▶ Set exercise: Copy every line of the data that includes the string "name".

#####

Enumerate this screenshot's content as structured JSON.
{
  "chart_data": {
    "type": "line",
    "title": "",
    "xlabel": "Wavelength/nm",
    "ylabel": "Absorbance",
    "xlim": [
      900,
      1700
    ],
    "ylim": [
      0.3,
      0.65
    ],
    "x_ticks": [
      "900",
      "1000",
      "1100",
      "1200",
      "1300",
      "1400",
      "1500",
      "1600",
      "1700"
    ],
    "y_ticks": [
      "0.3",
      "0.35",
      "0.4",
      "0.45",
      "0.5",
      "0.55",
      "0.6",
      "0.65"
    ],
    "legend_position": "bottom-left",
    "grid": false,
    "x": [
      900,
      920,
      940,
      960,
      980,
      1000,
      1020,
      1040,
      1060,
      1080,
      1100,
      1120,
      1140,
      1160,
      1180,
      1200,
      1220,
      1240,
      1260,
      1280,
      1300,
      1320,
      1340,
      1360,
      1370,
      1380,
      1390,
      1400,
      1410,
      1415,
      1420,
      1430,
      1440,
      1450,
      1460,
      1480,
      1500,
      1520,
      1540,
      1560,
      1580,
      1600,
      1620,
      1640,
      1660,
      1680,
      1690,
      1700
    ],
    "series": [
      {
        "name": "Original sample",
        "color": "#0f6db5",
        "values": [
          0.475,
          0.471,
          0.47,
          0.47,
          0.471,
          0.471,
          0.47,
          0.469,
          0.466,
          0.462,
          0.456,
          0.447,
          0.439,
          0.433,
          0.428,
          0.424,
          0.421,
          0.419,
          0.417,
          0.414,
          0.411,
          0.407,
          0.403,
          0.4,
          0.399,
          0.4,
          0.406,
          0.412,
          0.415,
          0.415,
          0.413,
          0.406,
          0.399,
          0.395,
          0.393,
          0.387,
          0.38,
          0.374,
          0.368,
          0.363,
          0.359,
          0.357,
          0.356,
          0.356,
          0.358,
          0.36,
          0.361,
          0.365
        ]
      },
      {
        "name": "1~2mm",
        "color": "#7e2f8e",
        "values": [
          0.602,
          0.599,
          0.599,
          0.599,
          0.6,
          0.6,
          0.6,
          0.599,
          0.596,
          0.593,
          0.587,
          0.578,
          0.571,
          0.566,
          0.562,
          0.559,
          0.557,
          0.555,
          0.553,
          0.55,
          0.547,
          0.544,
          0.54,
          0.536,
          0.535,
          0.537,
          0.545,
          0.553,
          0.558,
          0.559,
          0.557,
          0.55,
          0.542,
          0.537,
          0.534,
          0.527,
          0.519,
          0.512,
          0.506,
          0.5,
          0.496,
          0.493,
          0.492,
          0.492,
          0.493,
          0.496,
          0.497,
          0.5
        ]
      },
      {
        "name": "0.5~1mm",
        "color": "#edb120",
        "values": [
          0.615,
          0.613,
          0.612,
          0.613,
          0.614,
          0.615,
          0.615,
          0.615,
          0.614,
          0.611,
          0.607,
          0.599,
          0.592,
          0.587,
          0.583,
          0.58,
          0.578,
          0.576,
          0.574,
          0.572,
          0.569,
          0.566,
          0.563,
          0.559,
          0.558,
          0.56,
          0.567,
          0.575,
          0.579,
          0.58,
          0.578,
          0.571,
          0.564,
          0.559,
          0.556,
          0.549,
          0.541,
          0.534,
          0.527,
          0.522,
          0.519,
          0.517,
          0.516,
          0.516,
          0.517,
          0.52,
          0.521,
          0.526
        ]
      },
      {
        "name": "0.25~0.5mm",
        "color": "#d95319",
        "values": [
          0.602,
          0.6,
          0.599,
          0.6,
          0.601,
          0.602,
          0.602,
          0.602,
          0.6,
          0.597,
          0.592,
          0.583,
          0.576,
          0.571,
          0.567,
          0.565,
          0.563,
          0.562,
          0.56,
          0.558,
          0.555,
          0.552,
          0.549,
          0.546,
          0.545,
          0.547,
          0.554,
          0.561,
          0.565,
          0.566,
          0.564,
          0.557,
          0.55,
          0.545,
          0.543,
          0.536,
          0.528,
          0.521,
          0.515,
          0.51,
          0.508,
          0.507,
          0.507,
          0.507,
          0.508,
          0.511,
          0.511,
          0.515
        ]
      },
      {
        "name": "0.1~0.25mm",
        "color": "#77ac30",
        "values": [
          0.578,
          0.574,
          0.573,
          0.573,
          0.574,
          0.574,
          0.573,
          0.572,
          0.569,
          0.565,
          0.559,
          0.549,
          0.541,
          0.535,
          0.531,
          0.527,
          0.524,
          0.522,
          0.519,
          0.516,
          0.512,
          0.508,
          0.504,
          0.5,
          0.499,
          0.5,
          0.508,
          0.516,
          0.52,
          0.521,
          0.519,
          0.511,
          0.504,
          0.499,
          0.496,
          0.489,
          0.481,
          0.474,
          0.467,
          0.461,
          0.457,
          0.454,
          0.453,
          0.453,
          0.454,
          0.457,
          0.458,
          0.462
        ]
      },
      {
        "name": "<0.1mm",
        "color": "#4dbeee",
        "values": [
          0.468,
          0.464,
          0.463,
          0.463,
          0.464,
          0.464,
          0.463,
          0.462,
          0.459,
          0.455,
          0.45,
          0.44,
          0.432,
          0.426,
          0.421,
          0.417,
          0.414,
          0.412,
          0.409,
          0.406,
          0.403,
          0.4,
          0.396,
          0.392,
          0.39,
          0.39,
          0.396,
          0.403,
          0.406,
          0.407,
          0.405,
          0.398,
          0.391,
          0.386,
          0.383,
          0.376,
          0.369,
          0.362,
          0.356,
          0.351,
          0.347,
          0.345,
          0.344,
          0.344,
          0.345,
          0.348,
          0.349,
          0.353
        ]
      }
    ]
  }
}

#####

▶ Solution to this task:
        "name": "Original sample",
        "name": "1~2mm",
        "name": "0.5~1mm",
        "name": "0.25~0.5mm",
        "name": "0.1~0.25mm",
        "name": "<0.1mm",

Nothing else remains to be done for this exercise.